[Records]
____
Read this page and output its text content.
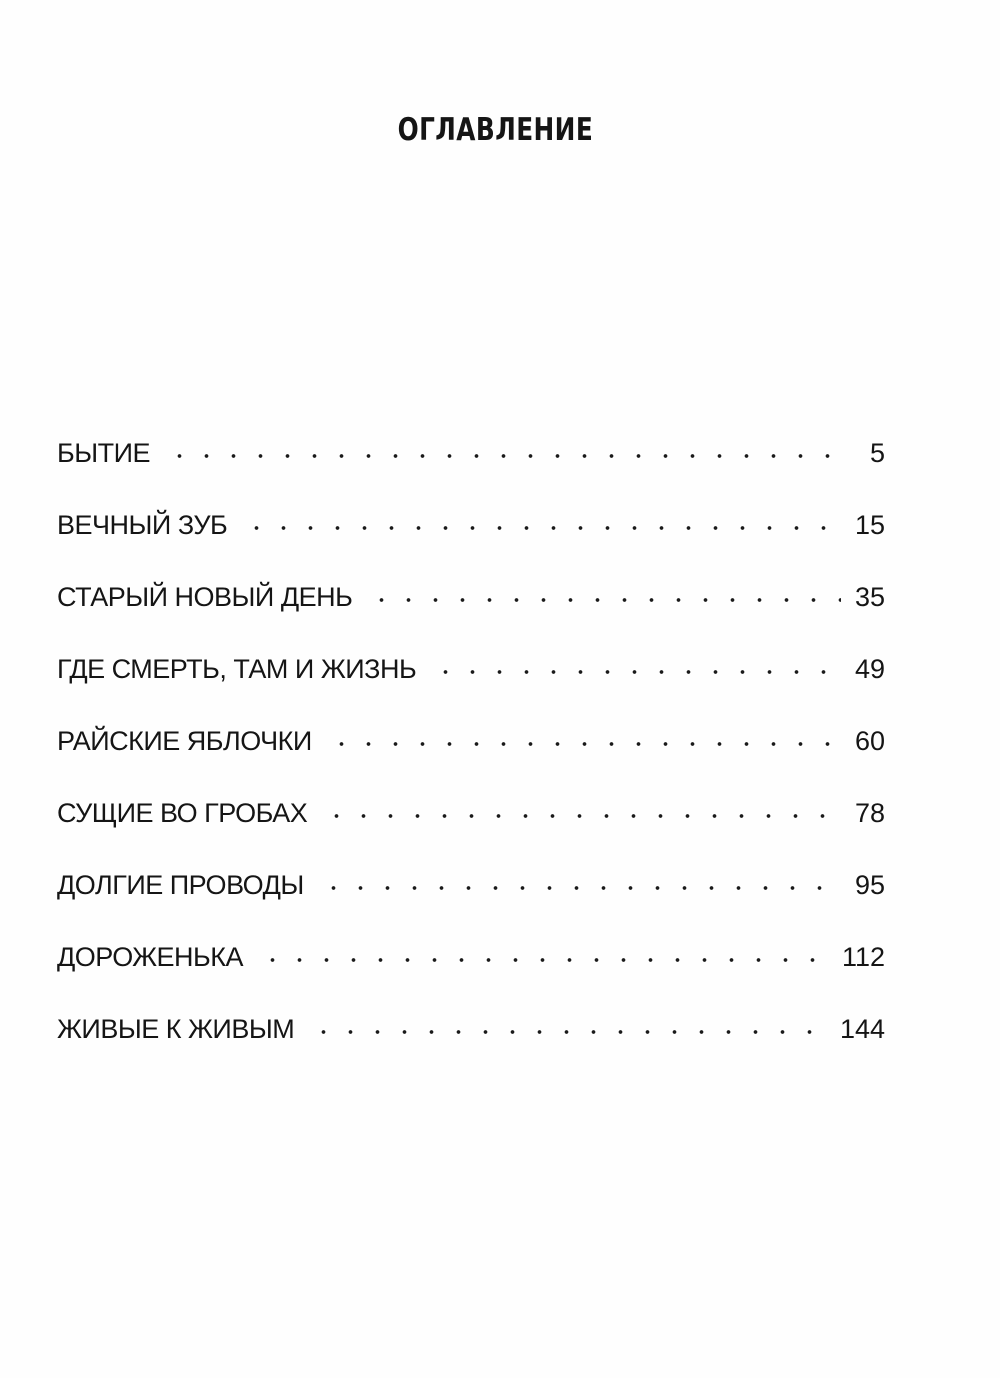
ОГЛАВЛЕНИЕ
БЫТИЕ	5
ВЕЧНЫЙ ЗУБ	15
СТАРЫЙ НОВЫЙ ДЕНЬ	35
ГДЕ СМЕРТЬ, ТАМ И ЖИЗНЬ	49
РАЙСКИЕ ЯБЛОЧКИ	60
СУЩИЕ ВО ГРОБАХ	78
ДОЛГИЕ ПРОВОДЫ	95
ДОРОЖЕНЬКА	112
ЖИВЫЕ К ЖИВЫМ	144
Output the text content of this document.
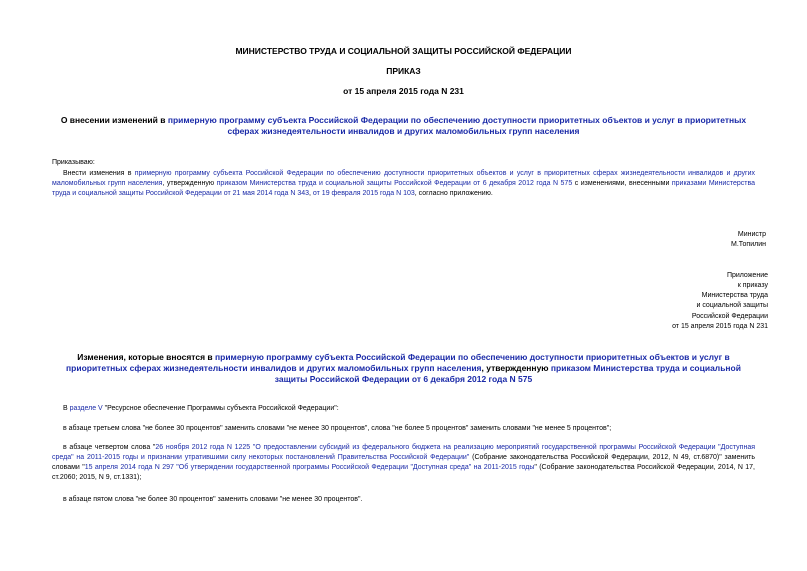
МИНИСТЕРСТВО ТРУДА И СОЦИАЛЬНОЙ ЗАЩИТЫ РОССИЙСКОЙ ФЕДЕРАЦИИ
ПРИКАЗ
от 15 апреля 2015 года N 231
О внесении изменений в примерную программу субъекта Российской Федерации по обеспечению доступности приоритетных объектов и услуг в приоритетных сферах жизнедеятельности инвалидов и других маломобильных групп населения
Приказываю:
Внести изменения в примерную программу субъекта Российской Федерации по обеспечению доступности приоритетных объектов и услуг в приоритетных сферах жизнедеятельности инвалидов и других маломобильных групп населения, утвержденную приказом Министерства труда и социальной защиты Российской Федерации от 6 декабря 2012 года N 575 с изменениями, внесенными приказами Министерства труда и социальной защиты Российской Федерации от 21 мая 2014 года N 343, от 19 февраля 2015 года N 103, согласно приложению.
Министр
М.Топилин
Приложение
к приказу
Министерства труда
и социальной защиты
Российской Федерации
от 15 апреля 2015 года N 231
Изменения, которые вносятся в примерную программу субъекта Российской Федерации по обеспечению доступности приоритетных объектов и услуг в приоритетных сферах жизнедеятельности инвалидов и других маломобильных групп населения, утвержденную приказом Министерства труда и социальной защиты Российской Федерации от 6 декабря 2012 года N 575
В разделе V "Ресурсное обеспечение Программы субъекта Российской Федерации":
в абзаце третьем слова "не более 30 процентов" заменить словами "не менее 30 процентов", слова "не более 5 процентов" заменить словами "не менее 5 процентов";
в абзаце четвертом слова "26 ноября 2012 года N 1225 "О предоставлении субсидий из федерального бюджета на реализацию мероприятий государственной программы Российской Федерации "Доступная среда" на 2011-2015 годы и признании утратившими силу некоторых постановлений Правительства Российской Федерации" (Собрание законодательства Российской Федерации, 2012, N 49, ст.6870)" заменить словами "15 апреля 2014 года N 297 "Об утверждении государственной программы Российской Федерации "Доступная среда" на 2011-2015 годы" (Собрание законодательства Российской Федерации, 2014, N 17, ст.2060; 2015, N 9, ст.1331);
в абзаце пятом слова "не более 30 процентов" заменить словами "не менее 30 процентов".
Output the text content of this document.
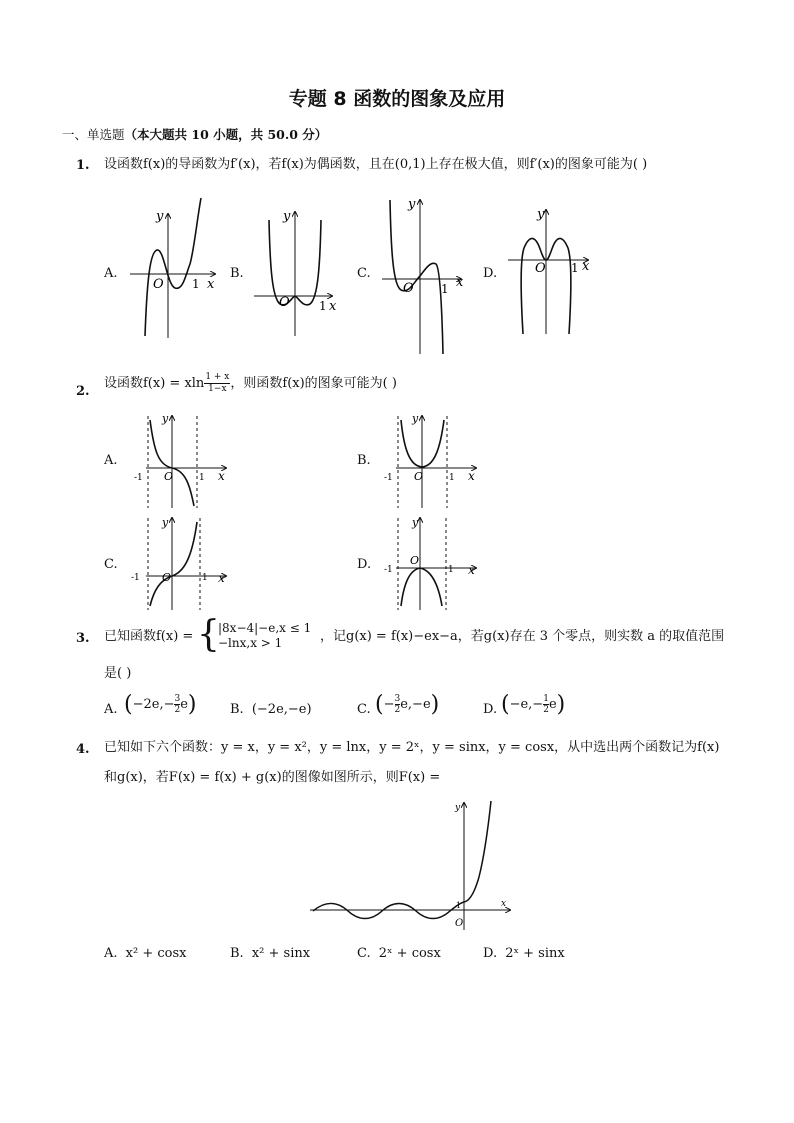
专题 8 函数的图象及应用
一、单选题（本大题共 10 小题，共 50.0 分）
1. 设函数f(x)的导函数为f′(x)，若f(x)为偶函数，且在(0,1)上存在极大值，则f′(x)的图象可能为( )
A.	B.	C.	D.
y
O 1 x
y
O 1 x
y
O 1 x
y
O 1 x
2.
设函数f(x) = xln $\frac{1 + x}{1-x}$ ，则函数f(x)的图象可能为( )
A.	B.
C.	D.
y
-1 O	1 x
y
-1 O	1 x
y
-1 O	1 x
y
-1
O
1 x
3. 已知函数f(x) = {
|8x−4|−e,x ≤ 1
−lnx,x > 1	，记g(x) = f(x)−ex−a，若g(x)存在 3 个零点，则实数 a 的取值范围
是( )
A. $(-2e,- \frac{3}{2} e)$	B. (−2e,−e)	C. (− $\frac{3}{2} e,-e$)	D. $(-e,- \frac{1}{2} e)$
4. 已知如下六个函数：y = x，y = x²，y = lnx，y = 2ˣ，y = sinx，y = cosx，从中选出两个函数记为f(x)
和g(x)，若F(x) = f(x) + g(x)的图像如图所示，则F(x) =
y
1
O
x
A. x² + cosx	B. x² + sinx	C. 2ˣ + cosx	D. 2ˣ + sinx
____
**What to produce**
Copy out every line that includes the word "утвержденную".

**Reply**
Внести изменения в примерную программу субъекта Российской Федерации по обеспечению доступности приоритетных объектов и услуг в приоритетных сферах жизнедеятельности инвалидов и других маломобильных групп населения, утвержденную приказом Министерства труда и социальной защиты Российской Федерации от 6 декабря 2012 года N 575 с изменениями, внесенными приказами Министерства труда и социальной защиты Российской Федерации от 21 мая 2014 года N 343, от 19 февраля 2015 года N 103, согласно приложению.
Изменения, которые вносятся в примерную программу субъекта Российской Федерации по обеспечению доступности приоритетных объектов и услуг в приоритетных сферах жизнедеятельности инвалидов и других маломобильных групп населения, утвержденную приказом Министерства труда и социальной защиты Российской Федерации от 6 декабря 2012 года N 575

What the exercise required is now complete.